■ TASK TO COMPLETE ■
Identify all lines in the listing that include the word "employees", and copy them out.
+---+
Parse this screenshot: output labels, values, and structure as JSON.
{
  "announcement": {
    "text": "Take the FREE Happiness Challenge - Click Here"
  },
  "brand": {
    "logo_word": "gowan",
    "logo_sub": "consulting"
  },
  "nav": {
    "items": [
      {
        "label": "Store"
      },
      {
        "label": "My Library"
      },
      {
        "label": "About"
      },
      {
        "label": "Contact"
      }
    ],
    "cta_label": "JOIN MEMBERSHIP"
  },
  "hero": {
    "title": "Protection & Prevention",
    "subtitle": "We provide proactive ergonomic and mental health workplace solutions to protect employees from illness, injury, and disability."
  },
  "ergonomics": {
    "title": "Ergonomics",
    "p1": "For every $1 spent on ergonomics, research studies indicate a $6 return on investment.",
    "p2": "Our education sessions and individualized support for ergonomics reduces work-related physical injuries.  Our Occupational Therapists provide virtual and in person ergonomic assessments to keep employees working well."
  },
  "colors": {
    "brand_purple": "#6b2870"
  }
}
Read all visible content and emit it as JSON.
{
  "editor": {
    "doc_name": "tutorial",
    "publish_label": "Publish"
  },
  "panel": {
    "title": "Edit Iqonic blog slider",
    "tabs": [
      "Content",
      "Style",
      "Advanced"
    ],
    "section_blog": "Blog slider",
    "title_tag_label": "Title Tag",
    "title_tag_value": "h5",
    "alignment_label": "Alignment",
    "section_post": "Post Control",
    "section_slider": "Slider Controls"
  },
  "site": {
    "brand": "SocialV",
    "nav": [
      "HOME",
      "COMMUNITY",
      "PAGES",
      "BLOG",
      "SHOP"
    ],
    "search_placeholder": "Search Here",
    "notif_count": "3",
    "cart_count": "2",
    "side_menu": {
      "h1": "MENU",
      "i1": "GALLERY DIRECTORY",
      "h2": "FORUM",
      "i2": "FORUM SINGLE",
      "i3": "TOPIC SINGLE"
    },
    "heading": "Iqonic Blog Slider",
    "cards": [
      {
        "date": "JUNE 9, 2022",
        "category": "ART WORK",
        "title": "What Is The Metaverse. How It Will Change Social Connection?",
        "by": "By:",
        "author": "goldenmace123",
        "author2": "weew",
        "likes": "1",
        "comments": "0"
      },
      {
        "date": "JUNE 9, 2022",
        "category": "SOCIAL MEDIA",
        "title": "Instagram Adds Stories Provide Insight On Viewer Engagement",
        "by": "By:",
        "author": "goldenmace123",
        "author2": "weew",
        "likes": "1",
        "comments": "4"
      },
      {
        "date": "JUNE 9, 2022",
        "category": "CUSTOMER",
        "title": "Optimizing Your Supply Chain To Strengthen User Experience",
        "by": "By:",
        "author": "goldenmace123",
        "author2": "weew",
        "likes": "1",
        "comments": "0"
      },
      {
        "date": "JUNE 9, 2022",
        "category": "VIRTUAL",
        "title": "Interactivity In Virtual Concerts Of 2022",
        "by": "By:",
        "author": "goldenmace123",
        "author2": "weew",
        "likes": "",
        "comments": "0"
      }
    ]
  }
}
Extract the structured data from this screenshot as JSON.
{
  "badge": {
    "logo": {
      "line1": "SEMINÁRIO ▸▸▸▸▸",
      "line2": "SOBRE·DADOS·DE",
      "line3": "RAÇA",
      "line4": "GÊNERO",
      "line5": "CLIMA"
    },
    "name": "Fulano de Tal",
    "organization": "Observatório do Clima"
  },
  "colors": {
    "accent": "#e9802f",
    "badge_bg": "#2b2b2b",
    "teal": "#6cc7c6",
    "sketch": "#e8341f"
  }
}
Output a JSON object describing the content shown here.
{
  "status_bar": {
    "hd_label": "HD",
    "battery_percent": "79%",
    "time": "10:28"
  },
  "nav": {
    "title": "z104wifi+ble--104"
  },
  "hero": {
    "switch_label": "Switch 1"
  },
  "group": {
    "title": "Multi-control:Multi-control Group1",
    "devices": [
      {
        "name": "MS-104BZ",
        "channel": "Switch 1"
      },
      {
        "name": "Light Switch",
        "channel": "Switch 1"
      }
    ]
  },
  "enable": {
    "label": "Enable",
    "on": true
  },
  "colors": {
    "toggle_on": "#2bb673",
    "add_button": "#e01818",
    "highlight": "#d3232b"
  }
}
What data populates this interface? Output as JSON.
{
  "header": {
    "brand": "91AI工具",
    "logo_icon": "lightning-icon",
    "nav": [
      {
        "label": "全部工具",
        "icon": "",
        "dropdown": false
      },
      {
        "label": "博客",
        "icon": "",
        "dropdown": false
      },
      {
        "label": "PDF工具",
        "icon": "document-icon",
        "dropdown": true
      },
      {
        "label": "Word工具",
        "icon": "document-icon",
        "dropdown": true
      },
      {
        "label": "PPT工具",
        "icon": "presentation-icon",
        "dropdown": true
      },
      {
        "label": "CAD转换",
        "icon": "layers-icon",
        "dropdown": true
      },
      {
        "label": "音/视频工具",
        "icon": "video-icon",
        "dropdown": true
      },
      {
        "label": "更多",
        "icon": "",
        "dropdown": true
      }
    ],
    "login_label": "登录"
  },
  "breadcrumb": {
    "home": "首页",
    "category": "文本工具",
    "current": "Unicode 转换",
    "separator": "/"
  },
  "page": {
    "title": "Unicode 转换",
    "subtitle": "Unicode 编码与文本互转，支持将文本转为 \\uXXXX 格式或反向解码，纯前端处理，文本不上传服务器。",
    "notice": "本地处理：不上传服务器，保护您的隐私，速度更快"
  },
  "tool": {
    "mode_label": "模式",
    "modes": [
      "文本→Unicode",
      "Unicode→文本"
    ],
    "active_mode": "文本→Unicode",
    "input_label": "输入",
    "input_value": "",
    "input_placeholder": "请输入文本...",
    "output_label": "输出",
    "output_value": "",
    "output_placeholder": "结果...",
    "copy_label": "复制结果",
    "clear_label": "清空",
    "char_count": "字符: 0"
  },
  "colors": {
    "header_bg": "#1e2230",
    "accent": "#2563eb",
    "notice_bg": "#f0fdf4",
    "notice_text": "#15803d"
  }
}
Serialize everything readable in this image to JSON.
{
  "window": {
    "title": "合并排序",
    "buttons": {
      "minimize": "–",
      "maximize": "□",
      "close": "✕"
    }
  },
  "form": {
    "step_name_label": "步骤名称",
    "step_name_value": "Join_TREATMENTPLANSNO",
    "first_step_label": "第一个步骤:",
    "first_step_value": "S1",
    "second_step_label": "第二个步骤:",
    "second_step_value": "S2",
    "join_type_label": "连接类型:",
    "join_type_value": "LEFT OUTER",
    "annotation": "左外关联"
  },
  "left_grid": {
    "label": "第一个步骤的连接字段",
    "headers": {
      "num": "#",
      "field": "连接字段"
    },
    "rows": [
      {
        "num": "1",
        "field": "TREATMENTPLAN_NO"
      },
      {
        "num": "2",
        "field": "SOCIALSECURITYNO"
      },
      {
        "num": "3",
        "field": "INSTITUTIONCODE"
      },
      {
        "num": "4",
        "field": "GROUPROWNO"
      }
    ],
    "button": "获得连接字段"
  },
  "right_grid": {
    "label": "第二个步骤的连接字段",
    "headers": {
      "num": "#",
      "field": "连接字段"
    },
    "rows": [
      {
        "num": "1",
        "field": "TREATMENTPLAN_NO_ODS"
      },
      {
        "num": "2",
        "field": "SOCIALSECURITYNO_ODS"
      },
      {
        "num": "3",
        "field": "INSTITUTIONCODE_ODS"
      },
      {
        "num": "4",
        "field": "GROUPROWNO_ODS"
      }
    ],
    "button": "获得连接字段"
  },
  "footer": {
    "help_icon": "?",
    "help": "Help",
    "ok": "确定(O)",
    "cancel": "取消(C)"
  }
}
+---+
■ RESPONSE TO THIS EXERCISE ■
    "subtitle": "We provide proactive ergonomic and mental health workplace solutions to protect employees from illness, injury, and disability."
    "p2": "Our education sessions and individualized support for ergonomics reduces work-related physical injuries.  Our Occupational Therapists provide virtual and in person ergonomic assessments to keep employees working well."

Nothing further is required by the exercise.